* [Exercise description]
Reproduce the data exactly.

==== Dataset records ====

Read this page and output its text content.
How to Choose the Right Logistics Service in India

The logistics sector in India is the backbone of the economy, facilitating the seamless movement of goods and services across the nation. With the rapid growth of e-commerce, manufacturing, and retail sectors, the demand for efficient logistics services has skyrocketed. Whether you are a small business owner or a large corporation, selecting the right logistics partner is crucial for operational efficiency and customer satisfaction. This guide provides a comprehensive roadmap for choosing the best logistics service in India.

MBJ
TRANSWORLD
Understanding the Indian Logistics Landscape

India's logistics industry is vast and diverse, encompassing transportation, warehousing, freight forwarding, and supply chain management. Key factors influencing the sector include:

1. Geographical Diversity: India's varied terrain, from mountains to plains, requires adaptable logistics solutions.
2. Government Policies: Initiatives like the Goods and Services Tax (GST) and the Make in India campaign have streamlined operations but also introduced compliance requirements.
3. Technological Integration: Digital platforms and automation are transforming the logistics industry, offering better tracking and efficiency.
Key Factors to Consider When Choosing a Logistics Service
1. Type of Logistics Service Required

====

* [Answer to this problem]
Read this page and output its text content.
How to Choose the Right Logistics Service in India

The logistics sector in India is the backbone of the economy, facilitating the seamless movement of goods and services across the nation. With the rapid growth of e-commerce, manufacturing, and retail sectors, the demand for efficient logistics services has skyrocketed. Whether you are a small business owner or a large corporation, selecting the right logistics partner is crucial for operational efficiency and customer satisfaction. This guide provides a comprehensive roadmap for choosing the best logistics service in India.

MBJ
TRANSWORLD
Understanding the Indian Logistics Landscape

India's logistics industry is vast and diverse, encompassing transportation, warehousing, freight forwarding, and supply chain management. Key factors influencing the sector include:

1. Geographical Diversity: India's varied terrain, from mountains to plains, requires adaptable logistics solutions.
2. Government Policies: Initiatives like the Goods and Services Tax (GST) and the Make in India campaign have streamlined operations but also introduced compliance requirements.
3. Technological Integration: Digital platforms and automation are transforming the logistics industry, offering better tracking and efficiency.
Key Factors to Consider When Choosing a Logistics Service
1. Type of Logistics Service Required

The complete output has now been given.